**SOURCE MATERIAL**
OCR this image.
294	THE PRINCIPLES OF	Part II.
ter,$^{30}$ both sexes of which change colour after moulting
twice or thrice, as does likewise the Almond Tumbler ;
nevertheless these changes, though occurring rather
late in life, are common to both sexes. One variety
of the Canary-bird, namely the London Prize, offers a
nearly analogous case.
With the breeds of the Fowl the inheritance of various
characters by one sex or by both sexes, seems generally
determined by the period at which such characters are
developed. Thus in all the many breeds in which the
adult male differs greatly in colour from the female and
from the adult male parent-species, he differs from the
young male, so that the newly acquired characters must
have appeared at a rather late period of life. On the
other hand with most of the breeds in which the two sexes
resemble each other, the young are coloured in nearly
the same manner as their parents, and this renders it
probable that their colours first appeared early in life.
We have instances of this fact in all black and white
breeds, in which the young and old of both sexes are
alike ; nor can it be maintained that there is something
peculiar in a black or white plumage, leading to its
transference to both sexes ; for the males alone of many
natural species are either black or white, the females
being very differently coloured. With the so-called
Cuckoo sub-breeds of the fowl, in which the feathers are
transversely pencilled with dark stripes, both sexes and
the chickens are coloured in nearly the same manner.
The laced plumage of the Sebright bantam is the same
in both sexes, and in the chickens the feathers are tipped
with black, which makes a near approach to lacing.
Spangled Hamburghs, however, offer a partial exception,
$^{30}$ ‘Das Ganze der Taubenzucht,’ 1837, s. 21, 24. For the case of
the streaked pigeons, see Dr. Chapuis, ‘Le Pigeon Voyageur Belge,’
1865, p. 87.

**THE REQUEST**
Every entry should be printed again exactly as written.

**OUTPUT BELOW**
OCR this image.
294	THE PRINCIPLES OF	Part II.
ter,$^{30}$ both sexes of which change colour after moulting
twice or thrice, as does likewise the Almond Tumbler ;
nevertheless these changes, though occurring rather
late in life, are common to both sexes. One variety
of the Canary-bird, namely the London Prize, offers a
nearly analogous case.
With the breeds of the Fowl the inheritance of various
characters by one sex or by both sexes, seems generally
determined by the period at which such characters are
developed. Thus in all the many breeds in which the
adult male differs greatly in colour from the female and
from the adult male parent-species, he differs from the
young male, so that the newly acquired characters must
have appeared at a rather late period of life. On the
other hand with most of the breeds in which the two sexes
resemble each other, the young are coloured in nearly
the same manner as their parents, and this renders it
probable that their colours first appeared early in life.
We have instances of this fact in all black and white
breeds, in which the young and old of both sexes are
alike ; nor can it be maintained that there is something
peculiar in a black or white plumage, leading to its
transference to both sexes ; for the males alone of many
natural species are either black or white, the females
being very differently coloured. With the so-called
Cuckoo sub-breeds of the fowl, in which the feathers are
transversely pencilled with dark stripes, both sexes and
the chickens are coloured in nearly the same manner.
The laced plumage of the Sebright bantam is the same
in both sexes, and in the chickens the feathers are tipped
with black, which makes a near approach to lacing.
Spangled Hamburghs, however, offer a partial exception,
$^{30}$ ‘Das Ganze der Taubenzucht,’ 1837, s. 21, 24. For the case of
the streaked pigeons, see Dr. Chapuis, ‘Le Pigeon Voyageur Belge,’
1865, p. 87.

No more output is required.